### Stated problem
Pull every line holding the string "iris" from the records below.
═════ Information given ═════
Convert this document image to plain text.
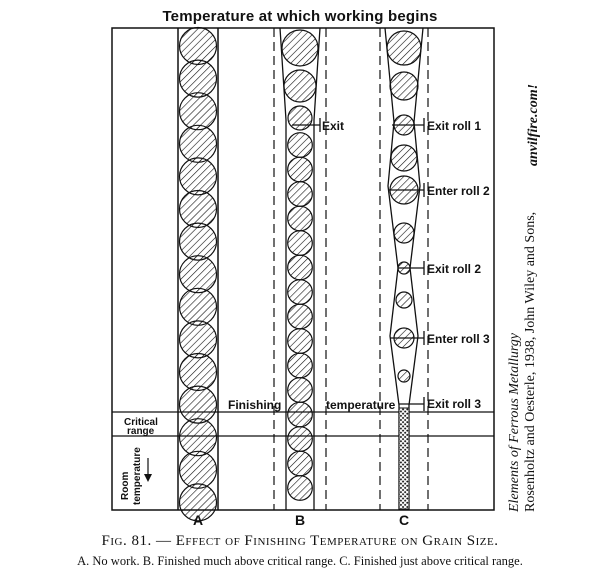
Temperature at which working begins
Exit	Exit roll 1
Enter roll 2
Exit roll 2
Enter roll 3
Exit roll 3
Finishing	temperature
Critical
range
Room temperature
A	B	C
Elements of Ferrous Metallurgy Rosenholtz and Oesterle, 1938, John Wiley and Sons,
anvilfire.com!
Fig. 81. — Effect of Finishing Temperature on Grain Size.
A. No work. B. Finished much above critical range. C. Finished just above critical range.
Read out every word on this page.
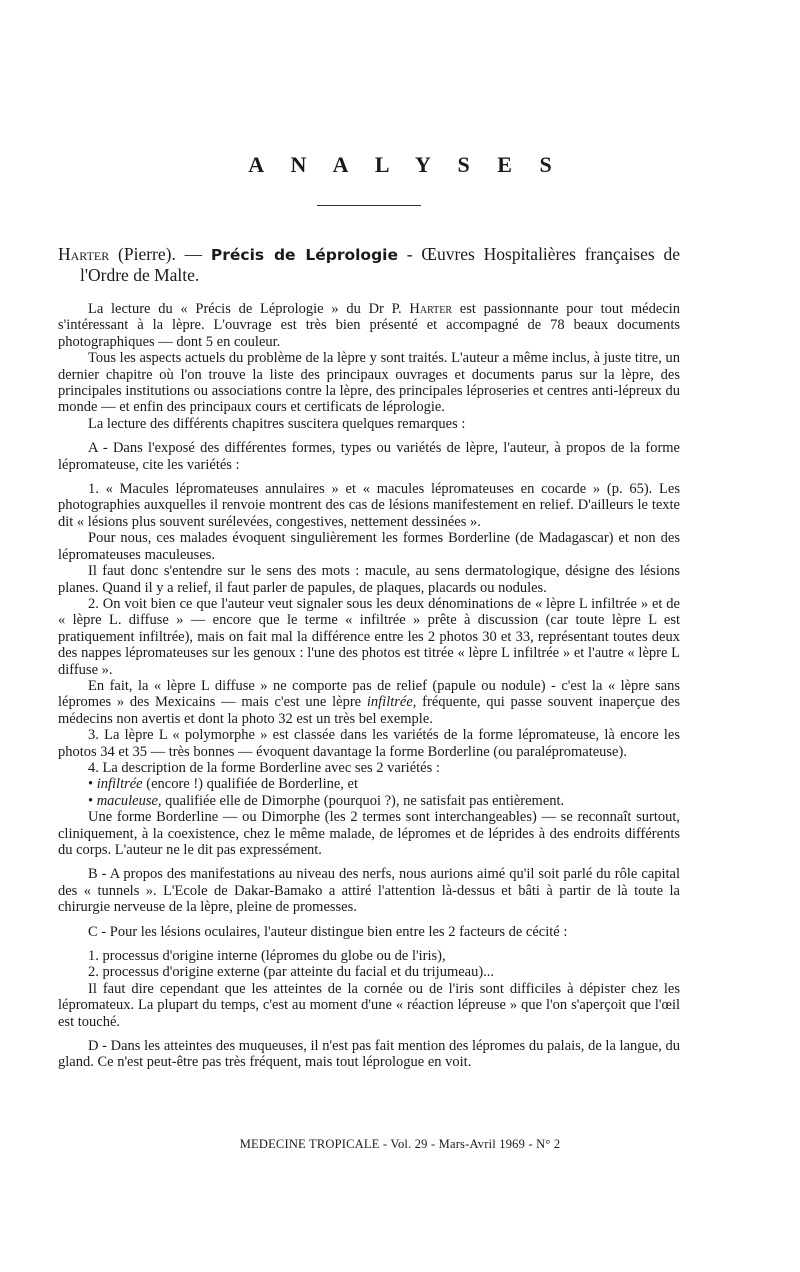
A N A L Y S E S
Harter (Pierre). — Précis de Léprologie - Œuvres Hospitalières françaises de l'Ordre de Malte.

La lecture du « Précis de Léprologie » du Dr P. Harter est passionnante pour tout médecin s'intéressant à la lèpre. L'ouvrage est très bien présenté et accompagné de 78 beaux documents photographiques — dont 5 en couleur.

Tous les aspects actuels du problème de la lèpre y sont traités. L'auteur a même inclus, à juste titre, un dernier chapitre où l'on trouve la liste des principaux ouvrages et documents parus sur la lèpre, des principales institutions ou associations contre la lèpre, des principales léproseries et centres anti-lépreux du monde — et enfin des principaux cours et certificats de léprologie.

La lecture des différents chapitres suscitera quelques remarques :

A - Dans l'exposé des différentes formes, types ou variétés de lèpre, l'auteur, à propos de la forme lépromateuse, cite les variétés :

1. « Macules lépromateuses annulaires » et « macules lépromateuses en cocarde » (p. 65). Les photographies auxquelles il renvoie montrent des cas de lésions manifestement en relief. D'ailleurs le texte dit « lésions plus souvent surélevées, congestives, nettement dessinées ».

Pour nous, ces malades évoquent singulièrement les formes Borderline (de Madagascar) et non des lépromateuses maculeuses.

Il faut donc s'entendre sur le sens des mots : macule, au sens dermatologique, désigne des lésions planes. Quand il y a relief, il faut parler de papules, de plaques, placards ou nodules.

2. On voit bien ce que l'auteur veut signaler sous les deux dénominations de « lèpre L infiltrée » et de « lèpre L. diffuse » — encore que le terme « infiltrée » prête à discussion (car toute lèpre L est pratiquement infiltrée), mais on fait mal la différence entre les 2 photos 30 et 33, représentant toutes deux des nappes lépromateuses sur les genoux : l'une des photos est titrée « lèpre L infiltrée » et l'autre « lèpre L diffuse ».

En fait, la « lèpre L diffuse » ne comporte pas de relief (papule ou nodule) - c'est la « lèpre sans lépromes » des Mexicains — mais c'est une lèpre infiltrée, fréquente, qui passe souvent inaperçue des médecins non avertis et dont la photo 32 est un très bel exemple.

3. La lèpre L « polymorphe » est classée dans les variétés de la forme lépromateuse, là encore les photos 34 et 35 — très bonnes — évoquent davantage la forme Borderline (ou paralépromateuse).

4. La description de la forme Borderline avec ses 2 variétés :

• infiltrée (encore !) qualifiée de Borderline, et

• maculeuse, qualifiée elle de Dimorphe (pourquoi ?), ne satisfait pas entièrement.

Une forme Borderline — ou Dimorphe (les 2 termes sont interchangeables) — se reconnaît surtout, cliniquement, à la coexistence, chez le même malade, de lépromes et de léprides à des endroits différents du corps. L'auteur ne le dit pas expressément.

B - A propos des manifestations au niveau des nerfs, nous aurions aimé qu'il soit parlé du rôle capital des « tunnels ». L'Ecole de Dakar-Bamako a attiré l'attention là-dessus et bâti à partir de là toute la chirurgie nerveuse de la lèpre, pleine de promesses.

C - Pour les lésions oculaires, l'auteur distingue bien entre les 2 facteurs de cécité :

1. processus d'origine interne (lépromes du globe ou de l'iris),

2. processus d'origine externe (par atteinte du facial et du trijumeau)...

Il faut dire cependant que les atteintes de la cornée ou de l'iris sont difficiles à dépister chez les lépromateux. La plupart du temps, c'est au moment d'une « réaction lépreuse » que l'on s'aperçoit que l'œil est touché.

D - Dans les atteintes des muqueuses, il n'est pas fait mention des lépromes du palais, de la langue, du gland. Ce n'est peut-être pas très fréquent, mais tout léprologue en voit.

MEDECINE TROPICALE - Vol. 29 - Mars-Avril 1969 - N° 2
═════
### Written solution
1. processus d'origine interne (lépromes du globe ou de l'iris),
Il faut dire cependant que les atteintes de la cornée ou de l'iris sont difficiles à dépister chez les lépromateux. La plupart du temps, c'est au moment d'une « réaction lépreuse » que l'on s'aperçoit que l'œil est touché.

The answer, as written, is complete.